*The task*
Rewrite the stretch of the Hong-Kong account from "Before I had" through "was going on.", putting "men-of-war" in place of "warships".

*Source document*
When I reached the hotel at Hong-Kong I was welcomed by my three Chinese boys, conducted to my room, and there was surprised to find that, quite unasked for, all my belongings had been overhauled, my clothes washed and mended, and everything arranged in perfect order!

How delighted the good creatures were that I was pleased! And not a thing would they let me do for myself after that.

The day following my return, when walking in the street, I saw a familiar face being trundled past in a rickshaw, and on overhauling it was amused and pleased to find it was Father M'Clymont.

Before I had left England I had seen him, and neither he nor I had had any idea of being in China. Now I found he was R.C. Chaplain to the Fleet. Having lunched together, I accompanied him to the Naval Hospital and through its wards. There were some wounded officers, midshipmen, and bluejackets there. One of the midshipmen showed me some of the Pekin loot which he had purchased. One article was an elaborate diamond encrusted watch. Dr. Keoch showed me everywished to see.

We then went up to the Peak, where it was a little cold and foggy; but a magnificent scene lay spread out below us.

It was the two hundredth anniversary of the Prussian kingdom, and all the warships in the harbour fired twenty-one guns in honour of the event. The noise was terrific and it looked as if a battle was going on.

With Father M'Clymont I went on board the commodore's ship, the Tamar, to tea and met many naval men. The commodore lived on board with his family: the ship was a permanent institution and was roofed in. Then to the club, a handsome and comfortable building, with a good library, and had a game of billiards. From the club balcony, too, I watched various cricket matches.

Another day we inspected the prison, which was a clean, bright, airy place, cells and all being very well kept. A little garden of palms in tubs decorated the site of the scaffold, standing on the trap-door, which opened, when there was an execution, to allow of the drop to the cavity below. There were many prisoners, mostly Chinese, some of whom were there for life, and many for nine or seven years. Some of them were pirates, supposed to be of those who had looted the Macao boat, as I have related. Looking through the little window in a cell door I was startled to recognise in the European prisoner within—who was unconscious of my scrutiny—a young Englishman who had been on the Hamburg with me. It seems he had embezzled money in the Malay States and had run away, being, of course, at once arrested on arriving at Hong-Kong. He was awaiting trial, and looked despairingly miserable, poor youth. Naturally, there had been no escape for him, as the people in the Malay States simply wired to Hong-Kong to have him arrested.

What I did not like in this prison was to see numbers of bluejackets there for trivial offences—such as breaches of discipline and the like—mingled with the Chinese thieves and murderers, surely an unnecessary degradation for the sailors, and in many ways a great mistake.


England, 1901.

Canton has always been noted as being a turbulent place, and just at this time, with all the trouble in Pekin going on, it was not an abode of roses. When the Chaplain and I proposed going, the naval people made many objections. It was not safe, they said; we would probably (especially His Reverence) be stoned and have mud thrown at us, if nothing worse, and that would mean trouble; and the worst was that our Government (so like it!) would permit no retaliation for insults or attacks. Some naval men had been attacked, but had just to put up with it, and no strangers had gone up for some time.

*Excerpted data*
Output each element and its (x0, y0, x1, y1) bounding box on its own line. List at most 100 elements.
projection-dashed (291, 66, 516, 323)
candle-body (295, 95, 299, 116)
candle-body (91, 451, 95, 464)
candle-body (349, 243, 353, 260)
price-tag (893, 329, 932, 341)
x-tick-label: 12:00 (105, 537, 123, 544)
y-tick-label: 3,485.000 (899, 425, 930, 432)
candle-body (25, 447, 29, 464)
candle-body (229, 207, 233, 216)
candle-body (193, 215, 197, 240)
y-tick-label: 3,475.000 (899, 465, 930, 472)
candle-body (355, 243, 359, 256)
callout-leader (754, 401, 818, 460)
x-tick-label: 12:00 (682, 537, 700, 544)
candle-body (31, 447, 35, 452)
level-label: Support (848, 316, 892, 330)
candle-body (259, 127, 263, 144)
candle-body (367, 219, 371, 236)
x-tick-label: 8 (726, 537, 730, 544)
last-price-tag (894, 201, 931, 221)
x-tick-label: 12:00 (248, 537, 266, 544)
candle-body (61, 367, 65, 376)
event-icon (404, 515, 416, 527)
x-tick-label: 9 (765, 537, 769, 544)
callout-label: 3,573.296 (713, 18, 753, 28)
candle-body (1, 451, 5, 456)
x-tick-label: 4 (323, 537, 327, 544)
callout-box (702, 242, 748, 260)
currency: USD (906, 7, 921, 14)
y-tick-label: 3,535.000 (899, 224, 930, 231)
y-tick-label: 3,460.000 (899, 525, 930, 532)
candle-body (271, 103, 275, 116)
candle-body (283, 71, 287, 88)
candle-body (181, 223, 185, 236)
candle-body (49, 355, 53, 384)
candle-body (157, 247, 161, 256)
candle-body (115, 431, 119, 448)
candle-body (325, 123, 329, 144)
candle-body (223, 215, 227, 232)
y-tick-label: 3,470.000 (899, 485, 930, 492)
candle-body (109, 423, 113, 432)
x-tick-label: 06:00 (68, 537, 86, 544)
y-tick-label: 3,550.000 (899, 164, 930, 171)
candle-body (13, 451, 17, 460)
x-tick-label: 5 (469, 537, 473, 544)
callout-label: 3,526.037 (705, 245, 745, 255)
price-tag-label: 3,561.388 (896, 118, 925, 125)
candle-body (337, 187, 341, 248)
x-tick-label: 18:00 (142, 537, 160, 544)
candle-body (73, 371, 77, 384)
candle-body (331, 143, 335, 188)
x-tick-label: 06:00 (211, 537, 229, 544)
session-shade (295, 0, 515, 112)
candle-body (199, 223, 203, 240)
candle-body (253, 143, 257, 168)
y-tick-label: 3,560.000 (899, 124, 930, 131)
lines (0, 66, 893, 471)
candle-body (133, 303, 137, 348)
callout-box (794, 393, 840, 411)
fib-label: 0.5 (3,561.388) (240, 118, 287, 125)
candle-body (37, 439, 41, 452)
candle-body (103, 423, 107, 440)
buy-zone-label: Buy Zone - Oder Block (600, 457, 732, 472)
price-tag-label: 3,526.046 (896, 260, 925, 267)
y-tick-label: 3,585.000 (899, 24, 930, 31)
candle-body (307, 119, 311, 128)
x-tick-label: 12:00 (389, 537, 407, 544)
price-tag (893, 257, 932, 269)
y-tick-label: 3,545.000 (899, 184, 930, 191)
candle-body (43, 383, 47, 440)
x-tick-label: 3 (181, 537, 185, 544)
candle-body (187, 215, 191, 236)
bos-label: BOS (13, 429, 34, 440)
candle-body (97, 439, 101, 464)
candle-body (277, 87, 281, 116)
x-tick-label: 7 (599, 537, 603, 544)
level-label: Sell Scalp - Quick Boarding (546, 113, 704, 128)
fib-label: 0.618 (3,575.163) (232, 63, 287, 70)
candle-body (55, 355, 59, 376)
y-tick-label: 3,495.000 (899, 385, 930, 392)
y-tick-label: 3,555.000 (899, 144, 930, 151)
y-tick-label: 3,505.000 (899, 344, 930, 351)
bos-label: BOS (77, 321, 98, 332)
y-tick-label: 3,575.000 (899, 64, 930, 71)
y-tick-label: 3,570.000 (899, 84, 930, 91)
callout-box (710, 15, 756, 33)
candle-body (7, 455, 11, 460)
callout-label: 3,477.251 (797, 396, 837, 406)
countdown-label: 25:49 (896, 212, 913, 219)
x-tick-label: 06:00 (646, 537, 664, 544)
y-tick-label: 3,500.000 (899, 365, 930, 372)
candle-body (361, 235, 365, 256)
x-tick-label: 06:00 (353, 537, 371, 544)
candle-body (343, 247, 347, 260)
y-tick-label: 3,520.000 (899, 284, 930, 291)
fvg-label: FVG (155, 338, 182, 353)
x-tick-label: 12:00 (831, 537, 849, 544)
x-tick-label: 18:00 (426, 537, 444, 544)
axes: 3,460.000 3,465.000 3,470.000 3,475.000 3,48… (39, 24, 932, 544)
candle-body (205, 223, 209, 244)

*Answer box*
Before I had left England I had seen him, and neither he nor I had had any idea of being in China. Now I found he was R.C. Chaplain to the Fleet. Having lunched together, I accompanied him to the Naval Hospital and through its wards. There were some wounded officers, midshipmen, and bluejackets there. One of the midshipmen showed me some of the Pekin loot which he had purchased. One article was an elaborate diamond encrusted watch. Dr. Keoch showed me everywished to see.

We then went up to the Peak, where it was a little cold and foggy; but a magnificent scene lay spread out below us.

It was the two hundredth anniversary of the Prussian kingdom, and all the men-of-war in the harbour fired twenty-one guns in honour of the event. The noise was terrific and it looked as if a battle was going on.